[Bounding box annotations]
* * * *

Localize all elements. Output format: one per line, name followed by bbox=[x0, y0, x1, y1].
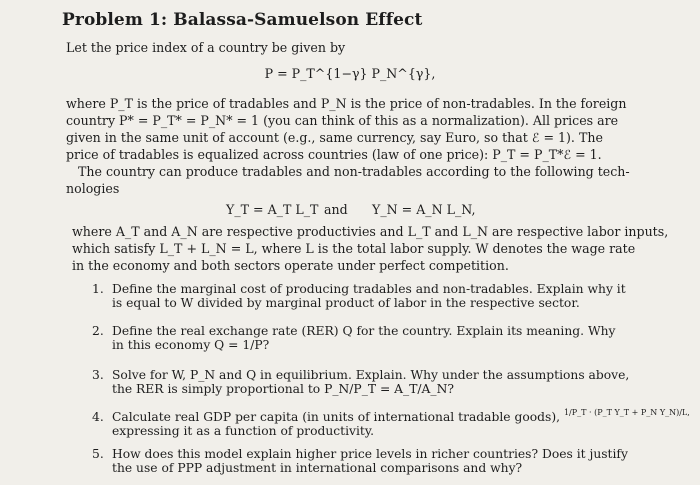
equation-production-nontradables: Y_N = A_N L_N, bbox=[372, 202, 476, 217]
gdp-formula: 1/P_T · (P_T Y_T + P_N Y_N)/L, bbox=[563, 408, 690, 417]
question-1: 1. Define the marginal cost of producing tradables and non-tradables. Explain why it is equal to W divided by marginal product of labor in the respective sector. bbox=[92, 282, 626, 310]
paragraph-line: given in the same unit of account (e.g., same currency, say Euro, so that ℰ = 1). The bbox=[66, 130, 603, 145]
intro-text: Let the price index of a country be given by bbox=[66, 40, 346, 55]
paragraph-line: country P* = P_T* = P_N* = 1 (you can think of this as a normalization). All prices are bbox=[66, 113, 619, 128]
paragraph-line: in the economy and both sectors operate under perfect competition. bbox=[72, 258, 509, 273]
equation-connector: and bbox=[324, 202, 348, 217]
equation-price-index: P = P_T^{1−γ} P_N^{γ}, bbox=[264, 66, 436, 81]
question-2: 2. Define the real exchange rate (RER) Q for the country. Explain its meaning. Why in this economy Q = 1/P? bbox=[92, 324, 616, 352]
question-5: 5. How does this model explain higher price levels in richer countries? Does it justify the use of PPP adjustment in international comparisons and why? bbox=[92, 447, 628, 475]
paragraph-line: where P_T is the price of tradables and P_N is the price of non-tradables. In the foreign bbox=[66, 96, 627, 111]
equation-production-tradables: Y_T = A_T L_T bbox=[226, 202, 319, 217]
paragraph-line: The country can produce tradables and non-tradables according to the following tech- bbox=[78, 164, 630, 179]
question-4: 4. Calculate real GDP per capita (in units of international tradable goods), $^{1/P\_T \cdot (P\_T Y\_T + P\_N Y\_N)/L,}$ expressing it as a function of productivity. bbox=[92, 408, 690, 438]
paragraph-line: price of tradables is equalized across countries (law of one price): P_T = P_T*ℰ = 1. bbox=[66, 147, 602, 162]
paragraph-line: where A_T and A_N are respective productivies and L_T and L_N are respective labor inputs, bbox=[72, 224, 669, 239]
paragraph-line: which satisfy L_T + L_N = L, where L is the total labor supply. W denotes the wage rate bbox=[72, 241, 636, 256]
question-3: 3. Solve for W, P_N and Q in equilibrium. Explain. Why under the assumptions above, the RER is simply proportional to P_N/P_T = A_T/A_N? bbox=[92, 368, 630, 396]
problem-title: Problem 1: Balassa-Samuelson Effect bbox=[62, 10, 423, 30]
paragraph-line: nologies bbox=[66, 181, 120, 196]
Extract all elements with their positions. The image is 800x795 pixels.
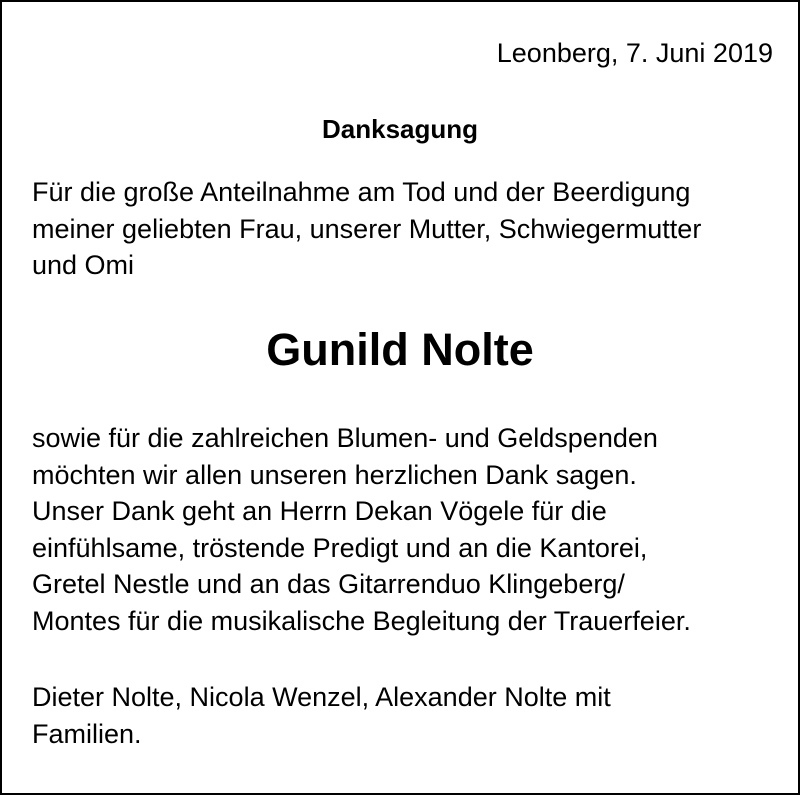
signature-line: Familien. bbox=[32, 718, 142, 749]
thanks-line: einfühlsame, tröstende Predigt und an die Kantorei, bbox=[32, 532, 648, 563]
intro-line: meiner geliebten Frau, unserer Mutter, Schwiegermutter bbox=[32, 213, 702, 244]
intro-paragraph bbox=[32, 174, 778, 284]
signature-paragraph bbox=[32, 679, 778, 752]
thanks-line: Unser Dank geht an Herrn Dekan Vögele für die bbox=[32, 496, 607, 526]
notice-heading: Danksagung bbox=[321, 114, 479, 144]
signature-line: Dieter Nolte, Nicola Wenzel, Alexander Nolte mit bbox=[32, 682, 611, 712]
intro-line: Für die große Anteilnahme am Tod und der Beerdigung bbox=[32, 177, 691, 207]
thanks-line: möchten wir allen unseren herzlichen Dank sagen. bbox=[32, 459, 637, 490]
intro-line: und Omi bbox=[32, 250, 135, 280]
thanks-paragraph bbox=[32, 420, 778, 639]
place-date: Leonberg, 7. Juni 2019 bbox=[496, 38, 773, 68]
deceased-name: Gunild Nolte bbox=[266, 324, 534, 375]
thanks-line: Montes für die musikalische Begleitung der Trauerfeier. bbox=[32, 605, 691, 636]
thanks-line: sowie für die zahlreichen Blumen- und Geldspenden bbox=[32, 423, 658, 453]
thanks-line: Gretel Nestle und an das Gitarrenduo Klingeberg/ bbox=[32, 569, 625, 599]
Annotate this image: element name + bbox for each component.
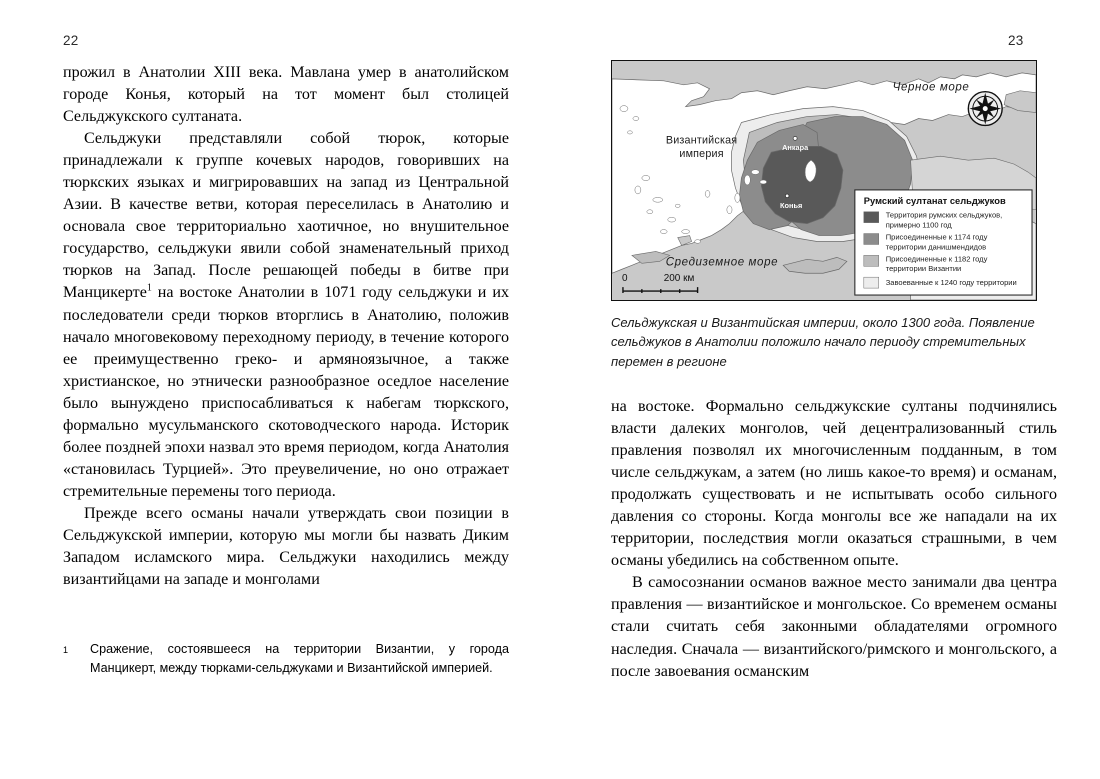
scale-zero: 0 — [621, 273, 628, 285]
legend-label-2-line1: Присоединенные к 1182 году — [885, 254, 988, 264]
paragraph — [63, 62, 509, 128]
legend-label-3-line1: Завоеванные к 1240 году территории — [885, 278, 1017, 288]
footnote-reference[interactable]: 1 — [146, 283, 152, 295]
legend-label-1-line2: территории данишмендидов — [885, 242, 987, 252]
page-number-left: 22 — [63, 33, 79, 48]
paragraph — [63, 503, 509, 591]
paragraph — [611, 396, 1057, 572]
scale-distance: 200 км — [663, 273, 695, 285]
paragraph-text: прожил в Анатолии XIII века. Мавлана умер в анатолийском городе Конья, который на тот момент был столицей Сельджукского султаната. — [63, 64, 509, 126]
paragraph-text: Сельджуки представляли собой тюрок, которые принадлежали к группе кочевых народов, говоривших на тюркских языках и мигрировавших на запад из Центральной Азии. В качестве ветви, которая переселилась в Анатолию и основала свое территориально хаотичное, но внушительное государство, сельджуки явили собой знаменательный приход тюрков на Запад. После решающей победы в битве при Манцикерте — [63, 130, 509, 302]
label-byzantine-empire-line2: империя — [679, 148, 724, 161]
map-figure — [611, 60, 1037, 301]
paragraph-text: на востоке. Формально сельджукские султаны подчинялись власти далеких монголов, чей децентрализованный стиль правления позволял их многочисленным подданным, в том числе сельджукам, а затем (но лишь какое-то время) и османам, продолжать существовать и не испытывать особо сильного давления со стороны. Когда монголы все же нападали на их территории, последствия могли оказаться страшными, в чем османы убедились на собственном опыте. — [611, 398, 1057, 570]
label-byzantine-empire-line1: Византийская — [665, 134, 738, 147]
paragraph — [611, 572, 1057, 682]
legend-label-0-line1: Территория румских сельджуков, — [885, 210, 1003, 220]
label-city-konya: Конья — [780, 200, 803, 210]
city-marker-ankara — [793, 136, 797, 140]
paragraph-text: Прежде всего османы начали утверждать свои позиции в Сельджукской империи, которую мы могли бы назвать Диким Западом исламского мира. Сельджуки находились между византийцами на западе и монголами — [63, 504, 509, 589]
footnote — [63, 640, 509, 679]
right-text-column — [611, 396, 1057, 683]
legend-swatch-2 — [864, 255, 879, 266]
left-text-column — [63, 62, 509, 591]
map-legend — [855, 190, 1032, 295]
legend-label-1-line1: Присоединенные к 1174 году — [885, 232, 988, 242]
anatolia-map — [612, 61, 1036, 300]
label-city-ankara: Анкара — [782, 143, 809, 153]
label-black-sea: Черное море — [892, 81, 970, 94]
paragraph-text-cont: на востоке Анатолии в 1071 году сельджуки и их последователи среди тюрков вторглись в Анатолию, положив начало многовековому переходному периоду, в течение которого ее преимущественно греко- и армяноязычное, а также христианское, но этнически разнообразное оседлое население было вынуждено приспосабливаться к набегам тюркского, формально мусульманского скотоводческого народа. Историк более поздней эпохи назвал это время периодом, когда Анатолия «становилась Турцией». Это преувеличение, но оно отражает стремительные перемены того периода. — [63, 284, 509, 500]
label-mediterranean-sea: Средиземное море — [665, 256, 779, 269]
legend-swatch-3 — [864, 277, 879, 288]
legend-swatch-0 — [864, 212, 879, 223]
legend-label-0-line2: примерно 1100 год — [885, 220, 952, 230]
city-marker-konya — [785, 194, 789, 198]
paragraph — [63, 128, 509, 503]
legend-title: Румский султанат сельджуков — [863, 195, 1006, 206]
page-number-right: 23 — [1008, 33, 1024, 48]
legend-label-2-line2: территории Византии — [885, 264, 962, 274]
footnote-text: Сражение, состоявшееся на территории Византии, у города Манцикерт, между тюрками-сельджуками и Византийской империей. — [90, 642, 509, 676]
paragraph-text: В самосознании османов важное место занимали два центра правления — византийское и монгольское. Со временем османы стали считать себя законными обладателями огромного наследия. Сначала — византийского/римского и монгольского, а после завоевания османским — [611, 574, 1057, 680]
legend-swatch-1 — [864, 234, 879, 245]
footnote-number: 1 — [63, 645, 69, 655]
figure-caption: Сельджукская и Византийская империи, около 1300 года. Появление сельджуков в Анатолии положило начало периоду стремительных перемен в регионе — [611, 315, 1035, 369]
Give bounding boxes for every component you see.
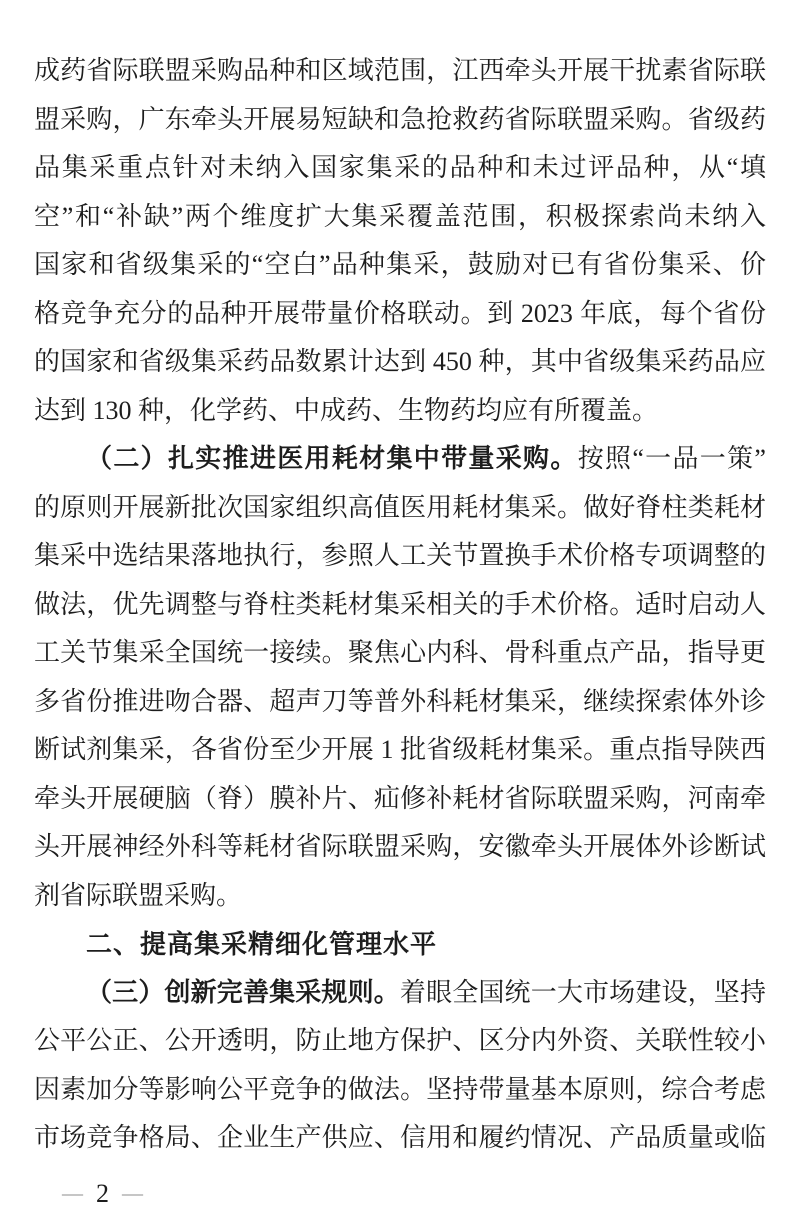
paragraph-tail-text: 着眼全国统一大市场建设，坚持 xyxy=(399,977,766,1007)
text-line: 市场竞争格局、企业生产供应、信用和履约情况、产品质量或临 xyxy=(34,1123,766,1152)
paragraph-lead-line xyxy=(34,435,766,484)
text-line: 的国家和省级集采药品数累计达到 450 种，其中省级集采药品应 xyxy=(34,347,766,376)
text-line: 成药省际联盟采购品种和区域范围，江西牵头开展干扰素省际联 xyxy=(34,56,766,85)
page-footer xyxy=(62,1170,143,1216)
text-line: 品集采重点针对未纳入国家集采的品种和未过评品种，从“填 xyxy=(34,153,766,182)
text-line: 因素加分等影响公平竞争的做法。坚持带量基本原则，综合考虑 xyxy=(34,1074,766,1104)
text-line: 剂省际联盟采购。 xyxy=(34,880,243,910)
text-line: 的原则开展新批次国家组织高值医用耗材集采。做好脊柱类耗材 xyxy=(34,492,766,522)
text-line: 盟采购，广东牵头开展易短缺和急抢救药省际联盟采购。省级药 xyxy=(34,104,766,134)
paragraph-tail-text: 按照“一品一策” xyxy=(577,444,766,473)
footer-right-dash: — xyxy=(122,1181,143,1205)
text-line: 空”和“补缺”两个维度扩大集采覆盖范围，积极探索尚未纳入 xyxy=(34,201,766,231)
paragraph-lead-line xyxy=(34,969,766,1018)
text-line: 做法，优先调整与脊柱类耗材集采相关的手术价格。适时启动人 xyxy=(34,589,766,619)
text-line: 公平公正、公开透明，防止地方保护、区分内外资、关联性较小 xyxy=(34,1026,766,1055)
text-line: 格竞争充分的品种开展带量价格联动。到 2023 年底，每个省份 xyxy=(34,298,766,328)
text-line: 多省份推进吻合器、超声刀等普外科耗材集采，继续探索体外诊 xyxy=(34,686,766,716)
text-line: 国家和省级集采的“空白”品种集采，鼓励对已有省份集采、价 xyxy=(34,250,766,279)
footer-left-dash: — xyxy=(62,1181,83,1205)
text-line: 牵头开展硬脑（脊）膜补片、疝修补耗材省际联盟采购，河南牵 xyxy=(34,783,766,813)
document-page xyxy=(34,47,766,1163)
text-line: 集采中选结果落地执行，参照人工关节置换手术价格专项调整的 xyxy=(34,541,766,570)
paragraph-lead-text: （二）扎实推进医用耗材集中带量采购。 xyxy=(86,444,578,473)
section-heading: 二、提高集采精细化管理水平 xyxy=(86,929,438,959)
page-number: 2 xyxy=(96,1179,109,1208)
paragraph-lead-text: （三）创新完善集采规则。 xyxy=(86,977,400,1007)
text-line: 头开展神经外科等耗材省际联盟采购，安徽牵头开展体外诊断试 xyxy=(34,832,766,861)
text-line: 达到 130 种，化学药、中成药、生物药均应有所覆盖。 xyxy=(34,395,659,425)
text-line: 断试剂集采，各省份至少开展 1 批省级耗材集采。重点指导陕西 xyxy=(34,735,766,764)
text-line: 工关节集采全国统一接续。聚焦心内科、骨科重点产品，指导更 xyxy=(34,638,766,667)
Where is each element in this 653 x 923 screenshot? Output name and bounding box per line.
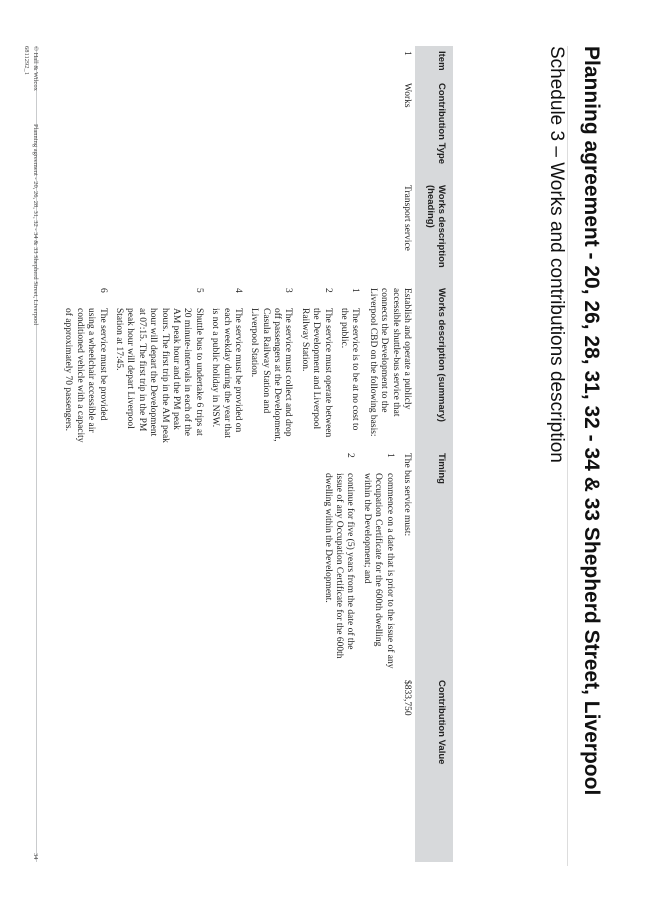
list-number: 6	[97, 288, 108, 293]
cell-works-summary	[37, 283, 415, 448]
list-text: The service is to be at no cost to the public.	[339, 308, 361, 431]
table-row	[37, 46, 415, 862]
list-number: 1	[384, 453, 395, 458]
cell-contribution-type: Works	[37, 78, 415, 180]
works-contributions-table	[36, 46, 453, 862]
timing-list	[321, 453, 394, 670]
list-number: 1	[350, 288, 361, 293]
list-number: 4	[232, 288, 243, 293]
summary-intro: Establish and operate a publicly accessible shuttle-bus service that connects the Development to the Liverpool CBD on the following basis:	[367, 288, 412, 437]
list-item	[360, 453, 394, 670]
header-item: Item	[415, 46, 453, 78]
list-item	[298, 288, 332, 443]
table-header-row	[415, 46, 453, 862]
footer-copyright: © Hall & Wilcox	[32, 46, 39, 91]
header-works-heading: Works description (heading)	[415, 180, 453, 283]
list-number: 2	[345, 453, 356, 458]
schedule-heading: Schedule 3 – Works and contributions description	[546, 46, 567, 463]
list-item	[338, 288, 361, 443]
header-contribution-type: Contribution Type	[415, 78, 453, 180]
cell-timing	[37, 448, 415, 675]
footer-page-number: 34	[32, 853, 39, 860]
list-number: 3	[283, 288, 294, 293]
cell-contribution-value: $833,750	[37, 675, 415, 862]
cell-works-heading: Transport service	[37, 180, 415, 283]
list-text: commence on a date that is prior to the issue of any Occupation Certificate for the 600th dwelling within the Development; and	[361, 473, 395, 669]
page-title: Planning agreement - 20, 26, 28, 31, 32 - 34 & 33 Shepherd Street, Liverpool	[580, 46, 603, 796]
list-text: continue for five (5) years from the date of the issue of any Occupation Certificate for the 600th dwelling within the Development.	[322, 473, 356, 659]
list-item	[248, 288, 294, 443]
header-contribution-value: Contribution Value	[415, 675, 453, 862]
footer-reference: 6811292_1	[23, 46, 30, 76]
timing-intro: The bus service must:	[402, 453, 412, 537]
list-item	[209, 288, 243, 443]
header-timing: Timing	[415, 448, 453, 675]
list-text: The service must be provided using a wheelchair accessible air conditioned vehicle with a capacity of approximately 70 passengers.	[63, 308, 108, 443]
list-item	[62, 288, 108, 443]
list-text: Shuttle bus to undertake 6 trips at 20 minute-intervals in each of the AM peak hour and the PM peak hours. The first trip in the AM peak hour will depart the Development at 07:15. The first trip in the PM peak hour will depart Liverpool Station at 17:45.	[114, 308, 204, 443]
list-text: The service must operate between the Development and Liverpool Railway Station.	[299, 308, 333, 438]
summary-list	[62, 288, 360, 443]
title-divider	[567, 46, 568, 866]
header-works-summary: Works description (summary)	[415, 283, 453, 448]
list-item	[113, 288, 204, 443]
footer-document-title: Planning agreement - 20, 26, 28, 31, 32 - 34 & 33 Shepherd Street, Liverpool	[32, 124, 39, 326]
list-number: 2	[322, 288, 333, 293]
list-item	[321, 453, 355, 670]
cell-item: 1	[37, 46, 415, 78]
list-text: The service must be provided on each weekday during the year that is not a public holiday in NSW.	[210, 308, 243, 439]
list-number: 5	[193, 288, 204, 293]
list-text: The service must collect and drop off passengers at the Development, Casula Railway Station and Liverpool Station.	[249, 308, 294, 442]
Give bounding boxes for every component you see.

* * * *

Requirement: Copy out every line of the records that contains the string "given", matching case exactly.

Solved exercise:
paragraph-line: given in the same unit of account (e.g., same currency, say Euro, so that ℰ = 1). The bbox=[66, 130, 603, 145]
intro-text: Let the price index of a country be given by bbox=[66, 40, 346, 55]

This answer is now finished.